## PROBLEM
Go through the listing and pick out each line with the word "color" in it.

## SUPPLIED MATERIAL
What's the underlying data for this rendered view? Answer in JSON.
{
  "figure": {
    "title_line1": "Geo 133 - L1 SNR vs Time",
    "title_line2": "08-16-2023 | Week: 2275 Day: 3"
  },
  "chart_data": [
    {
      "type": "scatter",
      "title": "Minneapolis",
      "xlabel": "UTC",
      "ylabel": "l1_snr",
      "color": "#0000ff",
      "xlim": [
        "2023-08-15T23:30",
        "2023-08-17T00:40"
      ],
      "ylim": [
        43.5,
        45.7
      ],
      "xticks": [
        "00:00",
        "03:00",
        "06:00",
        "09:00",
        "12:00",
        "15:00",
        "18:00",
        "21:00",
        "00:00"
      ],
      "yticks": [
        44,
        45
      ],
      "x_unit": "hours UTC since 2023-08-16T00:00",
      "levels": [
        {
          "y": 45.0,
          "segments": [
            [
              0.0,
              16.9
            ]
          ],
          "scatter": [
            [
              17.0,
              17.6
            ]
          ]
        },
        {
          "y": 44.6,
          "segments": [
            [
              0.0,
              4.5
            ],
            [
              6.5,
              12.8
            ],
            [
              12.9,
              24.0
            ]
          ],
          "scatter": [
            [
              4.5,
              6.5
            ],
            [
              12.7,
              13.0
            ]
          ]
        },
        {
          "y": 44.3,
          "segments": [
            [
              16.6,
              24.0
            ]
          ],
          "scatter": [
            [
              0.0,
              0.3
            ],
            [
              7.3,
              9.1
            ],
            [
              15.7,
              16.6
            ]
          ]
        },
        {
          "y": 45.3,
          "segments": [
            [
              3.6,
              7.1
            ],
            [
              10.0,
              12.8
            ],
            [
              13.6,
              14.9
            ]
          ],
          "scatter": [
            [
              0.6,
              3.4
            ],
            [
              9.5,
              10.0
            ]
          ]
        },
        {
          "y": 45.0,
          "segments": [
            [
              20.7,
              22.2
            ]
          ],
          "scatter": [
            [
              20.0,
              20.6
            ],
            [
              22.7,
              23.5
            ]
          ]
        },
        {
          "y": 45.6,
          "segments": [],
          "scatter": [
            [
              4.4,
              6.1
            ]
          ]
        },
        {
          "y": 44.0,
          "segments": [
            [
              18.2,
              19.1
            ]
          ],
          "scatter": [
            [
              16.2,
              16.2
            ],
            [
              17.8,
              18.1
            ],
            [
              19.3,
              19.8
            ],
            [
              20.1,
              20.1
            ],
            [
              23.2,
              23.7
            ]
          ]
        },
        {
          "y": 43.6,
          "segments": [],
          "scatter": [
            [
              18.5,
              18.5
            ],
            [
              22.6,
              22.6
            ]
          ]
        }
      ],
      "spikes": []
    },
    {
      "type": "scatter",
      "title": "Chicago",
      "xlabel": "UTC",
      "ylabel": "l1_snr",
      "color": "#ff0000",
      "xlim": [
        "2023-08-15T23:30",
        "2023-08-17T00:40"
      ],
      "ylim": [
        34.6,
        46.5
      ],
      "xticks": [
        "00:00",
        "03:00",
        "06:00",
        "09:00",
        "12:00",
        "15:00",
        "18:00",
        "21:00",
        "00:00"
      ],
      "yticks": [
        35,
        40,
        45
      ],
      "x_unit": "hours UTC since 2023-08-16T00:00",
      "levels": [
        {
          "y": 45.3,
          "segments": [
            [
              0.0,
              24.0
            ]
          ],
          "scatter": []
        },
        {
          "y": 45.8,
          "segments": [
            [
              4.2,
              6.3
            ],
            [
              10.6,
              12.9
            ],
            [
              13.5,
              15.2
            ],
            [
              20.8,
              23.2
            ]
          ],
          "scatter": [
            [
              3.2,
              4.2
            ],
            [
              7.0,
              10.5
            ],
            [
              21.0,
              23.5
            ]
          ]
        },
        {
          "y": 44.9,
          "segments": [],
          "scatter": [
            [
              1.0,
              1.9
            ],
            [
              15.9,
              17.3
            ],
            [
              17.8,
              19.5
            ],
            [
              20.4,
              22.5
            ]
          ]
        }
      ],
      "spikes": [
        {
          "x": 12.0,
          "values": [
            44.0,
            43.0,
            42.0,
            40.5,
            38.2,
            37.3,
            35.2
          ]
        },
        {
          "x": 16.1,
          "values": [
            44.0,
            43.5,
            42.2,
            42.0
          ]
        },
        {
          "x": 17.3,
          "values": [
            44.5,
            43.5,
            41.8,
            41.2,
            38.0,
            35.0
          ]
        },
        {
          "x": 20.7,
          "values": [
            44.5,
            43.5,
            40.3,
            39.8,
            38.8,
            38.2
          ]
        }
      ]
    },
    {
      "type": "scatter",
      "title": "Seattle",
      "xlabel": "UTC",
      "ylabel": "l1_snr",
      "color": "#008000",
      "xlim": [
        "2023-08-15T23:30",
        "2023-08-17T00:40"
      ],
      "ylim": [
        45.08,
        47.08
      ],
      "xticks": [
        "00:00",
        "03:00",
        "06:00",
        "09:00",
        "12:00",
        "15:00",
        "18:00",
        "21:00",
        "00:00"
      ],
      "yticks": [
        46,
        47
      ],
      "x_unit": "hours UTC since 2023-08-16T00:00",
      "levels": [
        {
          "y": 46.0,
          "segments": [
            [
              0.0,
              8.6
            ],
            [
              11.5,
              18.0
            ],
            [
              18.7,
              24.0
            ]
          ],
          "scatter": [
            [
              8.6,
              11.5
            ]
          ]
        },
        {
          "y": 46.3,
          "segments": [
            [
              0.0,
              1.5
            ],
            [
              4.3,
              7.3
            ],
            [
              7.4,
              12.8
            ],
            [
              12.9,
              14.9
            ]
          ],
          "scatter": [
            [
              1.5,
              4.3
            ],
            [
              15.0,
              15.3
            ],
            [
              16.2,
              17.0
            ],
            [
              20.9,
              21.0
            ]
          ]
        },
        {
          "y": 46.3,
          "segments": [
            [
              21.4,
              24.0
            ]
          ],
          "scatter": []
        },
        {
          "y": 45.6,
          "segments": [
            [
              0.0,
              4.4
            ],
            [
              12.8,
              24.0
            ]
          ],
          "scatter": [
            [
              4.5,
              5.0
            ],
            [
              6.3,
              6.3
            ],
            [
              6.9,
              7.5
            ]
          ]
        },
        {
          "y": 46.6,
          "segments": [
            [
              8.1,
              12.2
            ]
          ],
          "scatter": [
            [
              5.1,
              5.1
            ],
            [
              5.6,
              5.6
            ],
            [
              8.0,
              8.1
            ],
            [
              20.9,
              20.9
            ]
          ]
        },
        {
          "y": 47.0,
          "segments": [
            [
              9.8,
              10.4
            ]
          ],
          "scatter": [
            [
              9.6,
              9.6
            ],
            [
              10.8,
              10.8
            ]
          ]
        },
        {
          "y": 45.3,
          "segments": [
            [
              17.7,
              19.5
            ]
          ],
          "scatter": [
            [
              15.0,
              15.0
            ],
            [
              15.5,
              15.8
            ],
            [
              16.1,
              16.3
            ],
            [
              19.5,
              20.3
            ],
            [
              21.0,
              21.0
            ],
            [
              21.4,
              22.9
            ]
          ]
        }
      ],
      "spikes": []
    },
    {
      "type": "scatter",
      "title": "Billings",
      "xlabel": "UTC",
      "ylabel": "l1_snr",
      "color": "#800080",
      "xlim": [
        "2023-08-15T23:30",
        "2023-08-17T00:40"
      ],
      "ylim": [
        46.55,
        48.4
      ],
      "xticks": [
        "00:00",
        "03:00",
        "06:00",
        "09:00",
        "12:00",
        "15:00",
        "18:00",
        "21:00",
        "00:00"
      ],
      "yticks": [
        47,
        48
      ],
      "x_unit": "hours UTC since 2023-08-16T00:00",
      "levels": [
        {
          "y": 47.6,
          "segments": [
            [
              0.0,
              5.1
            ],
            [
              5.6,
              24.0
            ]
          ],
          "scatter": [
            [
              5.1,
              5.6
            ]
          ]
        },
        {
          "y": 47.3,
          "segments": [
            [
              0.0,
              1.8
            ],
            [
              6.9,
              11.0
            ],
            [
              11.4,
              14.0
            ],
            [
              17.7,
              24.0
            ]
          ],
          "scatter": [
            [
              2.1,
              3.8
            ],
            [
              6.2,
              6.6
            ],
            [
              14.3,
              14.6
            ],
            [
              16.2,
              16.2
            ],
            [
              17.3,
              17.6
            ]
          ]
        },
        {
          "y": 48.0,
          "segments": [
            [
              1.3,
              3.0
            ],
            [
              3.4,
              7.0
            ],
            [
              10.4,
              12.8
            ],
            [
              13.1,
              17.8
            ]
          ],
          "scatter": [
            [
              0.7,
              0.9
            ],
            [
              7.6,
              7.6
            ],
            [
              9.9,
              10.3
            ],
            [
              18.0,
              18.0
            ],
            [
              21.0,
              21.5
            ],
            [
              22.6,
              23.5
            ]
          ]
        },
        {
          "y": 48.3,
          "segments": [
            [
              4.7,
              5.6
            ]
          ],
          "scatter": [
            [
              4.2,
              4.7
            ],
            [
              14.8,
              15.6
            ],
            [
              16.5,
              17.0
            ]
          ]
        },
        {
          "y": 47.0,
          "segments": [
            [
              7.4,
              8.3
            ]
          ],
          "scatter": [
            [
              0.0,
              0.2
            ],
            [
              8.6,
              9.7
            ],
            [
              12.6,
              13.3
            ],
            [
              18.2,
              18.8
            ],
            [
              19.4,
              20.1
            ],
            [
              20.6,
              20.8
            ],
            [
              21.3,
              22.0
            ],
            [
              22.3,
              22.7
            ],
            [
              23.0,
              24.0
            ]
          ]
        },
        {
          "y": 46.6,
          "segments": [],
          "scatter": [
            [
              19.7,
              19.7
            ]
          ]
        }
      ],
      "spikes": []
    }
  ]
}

## FINAL RESULT
      "color": "#0000ff",
      "color": "#ff0000",
      "color": "#008000",
      "color": "#800080",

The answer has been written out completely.